Figure record listings

— START —

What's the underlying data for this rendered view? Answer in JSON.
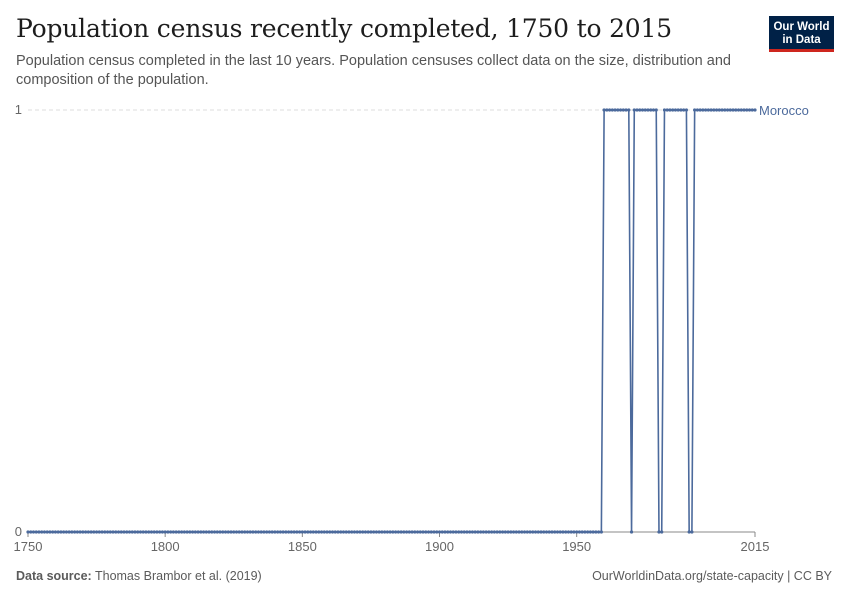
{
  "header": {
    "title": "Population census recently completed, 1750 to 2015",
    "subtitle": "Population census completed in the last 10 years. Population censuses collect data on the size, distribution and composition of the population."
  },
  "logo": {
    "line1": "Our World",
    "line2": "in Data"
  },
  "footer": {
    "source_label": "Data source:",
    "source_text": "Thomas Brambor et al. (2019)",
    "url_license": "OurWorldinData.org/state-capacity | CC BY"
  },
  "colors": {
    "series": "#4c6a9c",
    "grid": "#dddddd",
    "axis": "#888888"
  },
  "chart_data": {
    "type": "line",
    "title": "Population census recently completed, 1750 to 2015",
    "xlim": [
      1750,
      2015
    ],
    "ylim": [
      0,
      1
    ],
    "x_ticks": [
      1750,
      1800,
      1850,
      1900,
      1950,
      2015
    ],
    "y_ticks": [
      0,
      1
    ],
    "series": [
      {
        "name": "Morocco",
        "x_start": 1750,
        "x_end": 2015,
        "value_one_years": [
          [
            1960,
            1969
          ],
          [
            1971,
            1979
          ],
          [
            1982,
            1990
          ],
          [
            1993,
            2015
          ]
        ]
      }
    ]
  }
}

— END —

Write out every record above exactly as it stands, but leave out the pictures.

Answer to this exercise
What's the underlying data for this rendered view? Answer in JSON.
{
  "header": {
    "title": "Population census recently completed, 1750 to 2015",
    "subtitle": "Population census completed in the last 10 years. Population censuses collect data on the size, distribution and composition of the population."
  },
  "logo": {
    "line1": "Our World",
    "line2": "in Data"
  },
  "footer": {
    "source_label": "Data source:",
    "source_text": "Thomas Brambor et al. (2019)",
    "url_license": "OurWorldinData.org/state-capacity | CC BY"
  },
  "colors": {
    "series": "#4c6a9c",
    "grid": "#dddddd",
    "axis": "#888888"
  },
  "chart_data": {
    "type": "line",
    "title": "Population census recently completed, 1750 to 2015",
    "xlim": [
      1750,
      2015
    ],
    "ylim": [
      0,
      1
    ],
    "x_ticks": [
      1750,
      1800,
      1850,
      1900,
      1950,
      2015
    ],
    "y_ticks": [
      0,
      1
    ],
    "series": [
      {
        "name": "Morocco",
        "x_start": 1750,
        "x_end": 2015,
        "value_one_years": [
          [
            1960,
            1969
          ],
          [
            1971,
            1979
          ],
          [
            1982,
            1990
          ],
          [
            1993,
            2015
          ]
        ]
      }
    ]
  }
}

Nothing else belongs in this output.